### Given request
Output an exact reproduction of the data.

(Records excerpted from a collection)
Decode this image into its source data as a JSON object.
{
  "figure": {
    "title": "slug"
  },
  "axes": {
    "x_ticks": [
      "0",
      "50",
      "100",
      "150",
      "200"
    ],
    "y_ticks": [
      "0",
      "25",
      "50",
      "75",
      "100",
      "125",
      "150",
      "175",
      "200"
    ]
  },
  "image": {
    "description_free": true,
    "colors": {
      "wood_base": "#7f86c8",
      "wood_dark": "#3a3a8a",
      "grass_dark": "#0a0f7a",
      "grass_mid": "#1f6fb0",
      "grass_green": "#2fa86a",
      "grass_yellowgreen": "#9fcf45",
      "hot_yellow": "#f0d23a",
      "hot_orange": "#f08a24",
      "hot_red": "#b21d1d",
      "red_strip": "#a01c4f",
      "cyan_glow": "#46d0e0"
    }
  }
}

### Expected answer
Decode this image into its source data as a JSON object.
{
  "figure": {
    "title": "slug"
  },
  "axes": {
    "x_ticks": [
      "0",
      "50",
      "100",
      "150",
      "200"
    ],
    "y_ticks": [
      "0",
      "25",
      "50",
      "75",
      "100",
      "125",
      "150",
      "175",
      "200"
    ]
  },
  "image": {
    "description_free": true,
    "colors": {
      "wood_base": "#7f86c8",
      "wood_dark": "#3a3a8a",
      "grass_dark": "#0a0f7a",
      "grass_mid": "#1f6fb0",
      "grass_green": "#2fa86a",
      "grass_yellowgreen": "#9fcf45",
      "hot_yellow": "#f0d23a",
      "hot_orange": "#f08a24",
      "hot_red": "#b21d1d",
      "red_strip": "#a01c4f",
      "cyan_glow": "#46d0e0"
    }
  }
}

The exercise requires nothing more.